PROMPT — Reproduce every one of the lines below character for character, leaving out the pictures.

WORKING DATA —
· · · ·

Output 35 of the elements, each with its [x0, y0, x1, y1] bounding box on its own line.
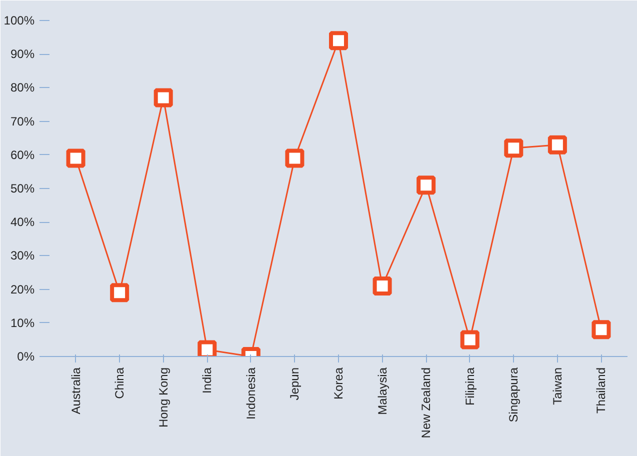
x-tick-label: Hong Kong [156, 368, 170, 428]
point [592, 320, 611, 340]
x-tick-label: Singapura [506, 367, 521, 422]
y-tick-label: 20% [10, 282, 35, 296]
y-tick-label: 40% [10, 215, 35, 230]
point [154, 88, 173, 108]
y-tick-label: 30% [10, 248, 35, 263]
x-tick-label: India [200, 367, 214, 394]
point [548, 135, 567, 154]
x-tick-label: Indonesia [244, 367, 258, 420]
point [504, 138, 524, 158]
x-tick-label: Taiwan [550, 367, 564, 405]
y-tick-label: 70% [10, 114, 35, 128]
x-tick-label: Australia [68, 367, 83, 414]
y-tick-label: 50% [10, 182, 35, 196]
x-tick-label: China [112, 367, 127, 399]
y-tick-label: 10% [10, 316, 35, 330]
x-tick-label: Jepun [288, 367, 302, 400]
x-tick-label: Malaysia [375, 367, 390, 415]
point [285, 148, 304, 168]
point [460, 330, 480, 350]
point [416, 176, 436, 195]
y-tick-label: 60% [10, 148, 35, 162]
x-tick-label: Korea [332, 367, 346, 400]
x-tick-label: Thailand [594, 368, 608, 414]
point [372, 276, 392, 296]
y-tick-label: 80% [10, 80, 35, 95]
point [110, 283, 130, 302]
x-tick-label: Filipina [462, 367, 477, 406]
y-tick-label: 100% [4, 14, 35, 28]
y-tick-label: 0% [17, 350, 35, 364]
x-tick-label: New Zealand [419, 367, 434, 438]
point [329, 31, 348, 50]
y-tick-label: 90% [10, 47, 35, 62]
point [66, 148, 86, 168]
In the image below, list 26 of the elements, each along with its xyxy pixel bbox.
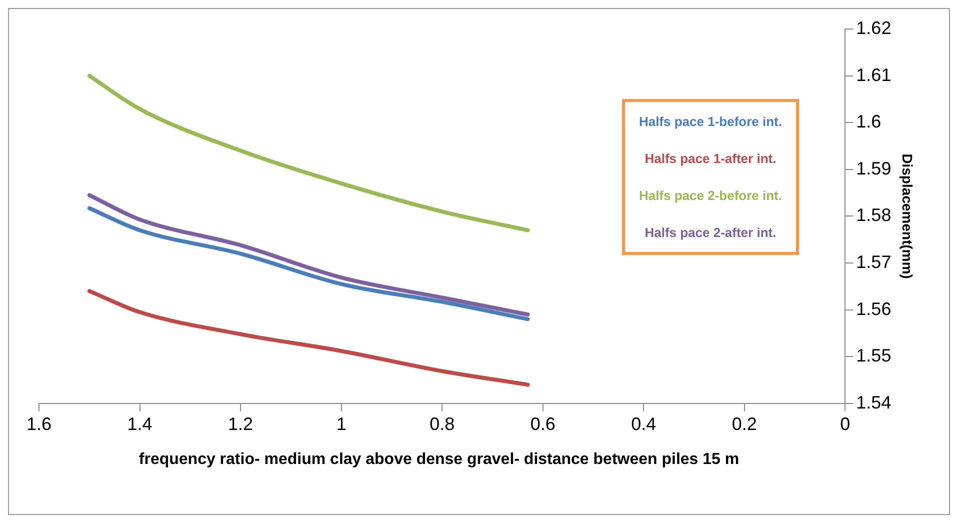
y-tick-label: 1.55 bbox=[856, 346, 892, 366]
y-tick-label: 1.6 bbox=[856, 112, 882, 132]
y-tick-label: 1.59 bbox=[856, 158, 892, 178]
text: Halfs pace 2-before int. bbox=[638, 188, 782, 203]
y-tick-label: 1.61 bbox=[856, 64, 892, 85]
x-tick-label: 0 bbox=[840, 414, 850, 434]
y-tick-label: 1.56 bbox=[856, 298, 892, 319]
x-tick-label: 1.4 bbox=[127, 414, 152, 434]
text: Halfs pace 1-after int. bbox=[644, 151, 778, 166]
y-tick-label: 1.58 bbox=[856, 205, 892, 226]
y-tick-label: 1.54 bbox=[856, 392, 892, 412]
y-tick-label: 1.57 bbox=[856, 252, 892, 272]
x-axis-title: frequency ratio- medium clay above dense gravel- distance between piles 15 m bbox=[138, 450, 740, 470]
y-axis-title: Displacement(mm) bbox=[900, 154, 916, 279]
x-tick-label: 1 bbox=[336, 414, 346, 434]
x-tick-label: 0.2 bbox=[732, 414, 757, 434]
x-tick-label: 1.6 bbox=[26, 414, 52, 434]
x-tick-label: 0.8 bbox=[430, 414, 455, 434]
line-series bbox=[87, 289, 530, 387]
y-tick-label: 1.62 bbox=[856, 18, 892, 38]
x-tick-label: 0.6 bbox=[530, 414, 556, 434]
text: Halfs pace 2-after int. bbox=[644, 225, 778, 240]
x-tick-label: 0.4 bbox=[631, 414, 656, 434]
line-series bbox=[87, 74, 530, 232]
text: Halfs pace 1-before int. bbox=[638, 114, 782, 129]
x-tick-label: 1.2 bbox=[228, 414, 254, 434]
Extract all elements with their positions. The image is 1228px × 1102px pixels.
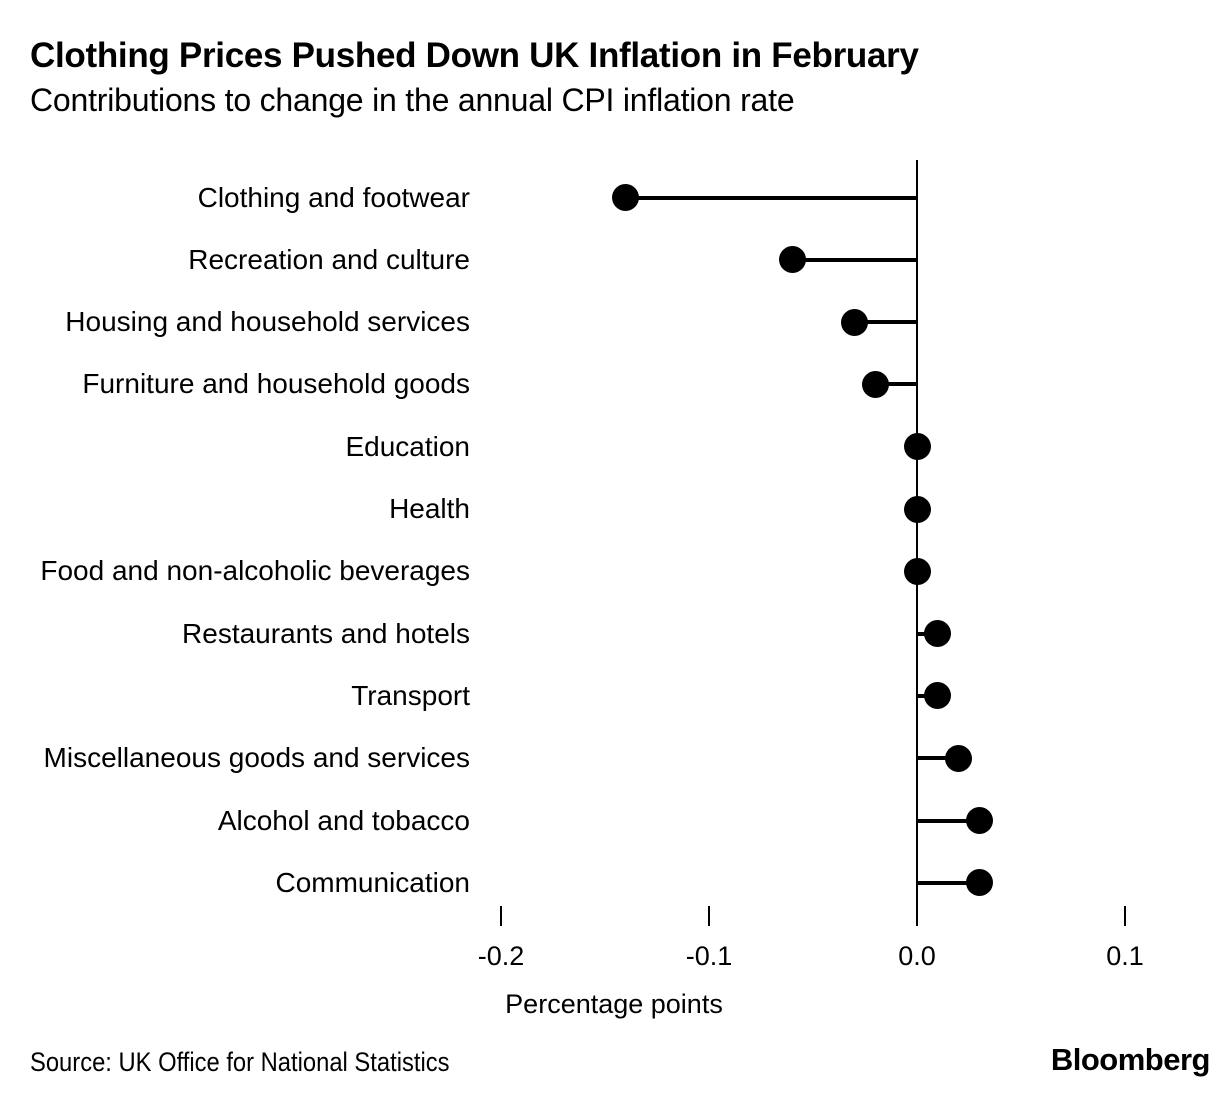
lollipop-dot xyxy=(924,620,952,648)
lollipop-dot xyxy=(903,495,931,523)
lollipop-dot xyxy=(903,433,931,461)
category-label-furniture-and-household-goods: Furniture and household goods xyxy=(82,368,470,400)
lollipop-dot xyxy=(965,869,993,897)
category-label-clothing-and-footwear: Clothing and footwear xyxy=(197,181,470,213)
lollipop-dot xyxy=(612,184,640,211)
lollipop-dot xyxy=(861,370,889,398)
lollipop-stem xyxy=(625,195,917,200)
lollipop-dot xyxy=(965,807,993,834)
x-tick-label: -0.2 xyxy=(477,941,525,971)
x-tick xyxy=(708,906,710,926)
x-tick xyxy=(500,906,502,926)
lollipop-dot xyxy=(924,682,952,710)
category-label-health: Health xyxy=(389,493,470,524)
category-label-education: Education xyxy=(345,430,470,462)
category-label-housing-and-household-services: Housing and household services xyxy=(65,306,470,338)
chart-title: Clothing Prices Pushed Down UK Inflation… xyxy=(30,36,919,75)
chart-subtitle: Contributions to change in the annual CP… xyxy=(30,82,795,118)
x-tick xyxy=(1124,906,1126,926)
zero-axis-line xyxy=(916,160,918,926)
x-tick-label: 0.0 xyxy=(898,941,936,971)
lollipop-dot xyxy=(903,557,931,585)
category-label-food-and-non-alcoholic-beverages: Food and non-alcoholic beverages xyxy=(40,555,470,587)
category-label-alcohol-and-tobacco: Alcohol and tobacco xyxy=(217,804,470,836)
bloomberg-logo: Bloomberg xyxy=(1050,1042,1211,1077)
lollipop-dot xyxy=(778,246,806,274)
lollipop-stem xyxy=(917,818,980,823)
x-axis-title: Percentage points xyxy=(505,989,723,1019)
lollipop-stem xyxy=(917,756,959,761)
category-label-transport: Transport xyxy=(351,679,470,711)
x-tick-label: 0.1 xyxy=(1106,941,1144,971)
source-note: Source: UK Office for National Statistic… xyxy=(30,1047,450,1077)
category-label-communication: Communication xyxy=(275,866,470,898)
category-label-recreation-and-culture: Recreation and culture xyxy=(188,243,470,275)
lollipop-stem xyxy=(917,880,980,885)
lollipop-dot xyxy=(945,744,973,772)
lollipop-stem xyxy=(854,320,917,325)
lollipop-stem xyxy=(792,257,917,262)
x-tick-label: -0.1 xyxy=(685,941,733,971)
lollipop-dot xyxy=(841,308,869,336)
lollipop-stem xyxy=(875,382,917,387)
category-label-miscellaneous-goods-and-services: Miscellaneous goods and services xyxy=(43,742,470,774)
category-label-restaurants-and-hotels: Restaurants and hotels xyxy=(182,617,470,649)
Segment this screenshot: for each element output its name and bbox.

· · · ·

REPLY —
Output 35 of the elements, each with its [x0, y0, x1, y1] bounding box on its own line.
x-tick-label: Hong Kong [156, 368, 170, 428]
point [592, 320, 611, 340]
x-tick-label: Singapura [506, 367, 521, 422]
y-tick-label: 20% [10, 282, 35, 296]
y-tick-label: 40% [10, 215, 35, 230]
point [154, 88, 173, 108]
y-tick-label: 30% [10, 248, 35, 263]
x-tick-label: India [200, 367, 214, 394]
point [548, 135, 567, 154]
x-tick-label: Indonesia [244, 367, 258, 420]
point [504, 138, 524, 158]
x-tick-label: Taiwan [550, 367, 564, 405]
y-tick-label: 70% [10, 114, 35, 128]
x-tick-label: Australia [68, 367, 83, 414]
y-tick-label: 50% [10, 182, 35, 196]
x-tick-label: China [112, 367, 127, 399]
y-tick-label: 10% [10, 316, 35, 330]
x-tick-label: Jepun [288, 367, 302, 400]
x-tick-label: Malaysia [375, 367, 390, 415]
point [285, 148, 304, 168]
point [460, 330, 480, 350]
point [416, 176, 436, 195]
y-tick-label: 60% [10, 148, 35, 162]
x-tick-label: Korea [332, 367, 346, 400]
x-tick-label: Thailand [594, 368, 608, 414]
point [372, 276, 392, 296]
y-tick-label: 80% [10, 80, 35, 95]
point [110, 283, 130, 302]
x-tick-label: Filipina [462, 367, 477, 406]
y-tick-label: 100% [4, 14, 35, 28]
y-tick-label: 0% [17, 350, 35, 364]
x-tick-label: New Zealand [419, 367, 434, 438]
point [329, 31, 348, 50]
y-tick-label: 90% [10, 47, 35, 62]
point [66, 148, 86, 168]
In the image below, list 26 of the elements, each along with its xyxy pixel bbox.
y-tick-label: 1.55 bbox=[856, 346, 892, 366]
y-tick-label: 1.6 bbox=[856, 112, 882, 132]
y-tick-label: 1.59 bbox=[856, 158, 892, 178]
text: Halfs pace 2-before int. bbox=[638, 188, 782, 203]
y-tick-label: 1.61 bbox=[856, 64, 892, 85]
x-tick-label: 0 bbox=[840, 414, 850, 434]
y-tick-label: 1.56 bbox=[856, 298, 892, 319]
x-tick-label: 1.4 bbox=[127, 414, 152, 434]
text: Halfs pace 1-after int. bbox=[644, 151, 778, 166]
y-tick-label: 1.58 bbox=[856, 205, 892, 226]
y-tick-label: 1.54 bbox=[856, 392, 892, 412]
y-tick-label: 1.57 bbox=[856, 252, 892, 272]
x-axis-title: frequency ratio- medium clay above dense gravel- distance between piles 15 m bbox=[138, 450, 740, 470]
y-axis-title: Displacement(mm) bbox=[900, 154, 916, 279]
x-tick-label: 1 bbox=[336, 414, 346, 434]
x-tick-label: 0.2 bbox=[732, 414, 757, 434]
x-tick-label: 1.6 bbox=[26, 414, 52, 434]
x-tick-label: 0.8 bbox=[430, 414, 455, 434]
line-series bbox=[87, 289, 530, 387]
y-tick-label: 1.62 bbox=[856, 18, 892, 38]
x-tick-label: 0.6 bbox=[530, 414, 556, 434]
text: Halfs pace 2-after int. bbox=[644, 225, 778, 240]
x-tick-label: 0.4 bbox=[631, 414, 656, 434]
line-series bbox=[87, 74, 530, 232]
text: Halfs pace 1-before int. bbox=[638, 114, 782, 129]
x-tick-label: 1.2 bbox=[228, 414, 254, 434]
Extract all elements with their positions. The image is 1228px × 1102px pixels.
lollipop-dot xyxy=(924,620,952,648)
lollipop-dot xyxy=(903,495,931,523)
lollipop-dot xyxy=(903,433,931,461)
category-label-furniture-and-household-goods: Furniture and household goods xyxy=(82,368,470,400)
lollipop-dot xyxy=(965,869,993,897)
category-label-clothing-and-footwear: Clothing and footwear xyxy=(197,181,470,213)
lollipop-dot xyxy=(612,184,640,211)
lollipop-dot xyxy=(861,370,889,398)
lollipop-stem xyxy=(625,195,917,200)
lollipop-dot xyxy=(965,807,993,834)
x-tick-label: -0.2 xyxy=(477,941,525,971)
x-tick xyxy=(708,906,710,926)
x-tick xyxy=(500,906,502,926)
lollipop-dot xyxy=(924,682,952,710)
category-label-health: Health xyxy=(389,493,470,524)
category-label-education: Education xyxy=(345,430,470,462)
category-label-housing-and-household-services: Housing and household services xyxy=(65,306,470,338)
chart-title: Clothing Prices Pushed Down UK Inflation… xyxy=(30,36,919,75)
chart-subtitle: Contributions to change in the annual CP… xyxy=(30,82,795,118)
x-tick xyxy=(1124,906,1126,926)
zero-axis-line xyxy=(916,160,918,926)
x-tick-label: 0.0 xyxy=(898,941,936,971)
lollipop-dot xyxy=(903,557,931,585)
category-label-food-and-non-alcoholic-beverages: Food and non-alcoholic beverages xyxy=(40,555,470,587)
category-label-alcohol-and-tobacco: Alcohol and tobacco xyxy=(217,804,470,836)
bloomberg-logo: Bloomberg xyxy=(1050,1042,1211,1077)
lollipop-dot xyxy=(778,246,806,274)
lollipop-stem xyxy=(917,818,980,823)
x-axis-title: Percentage points xyxy=(505,989,723,1019)
lollipop-stem xyxy=(917,756,959,761)
category-label-transport: Transport xyxy=(351,679,470,711)
x-tick-label: 0.1 xyxy=(1106,941,1144,971)
source-note: Source: UK Office for National Statistic… xyxy=(30,1047,450,1077)
category-label-communication: Communication xyxy=(275,866,470,898)
category-label-recreation-and-culture: Recreation and culture xyxy=(188,243,470,275)
lollipop-stem xyxy=(917,880,980,885)
lollipop-dot xyxy=(945,744,973,772)
lollipop-stem xyxy=(854,320,917,325)
lollipop-stem xyxy=(792,257,917,262)
x-tick-label: -0.1 xyxy=(685,941,733,971)
lollipop-dot xyxy=(841,308,869,336)
lollipop-stem xyxy=(875,382,917,387)
category-label-miscellaneous-goods-and-services: Miscellaneous goods and services xyxy=(43,742,470,774)
category-label-restaurants-and-hotels: Restaurants and hotels xyxy=(182,617,470,649)
Segment this screenshot: for each element output its name and bbox.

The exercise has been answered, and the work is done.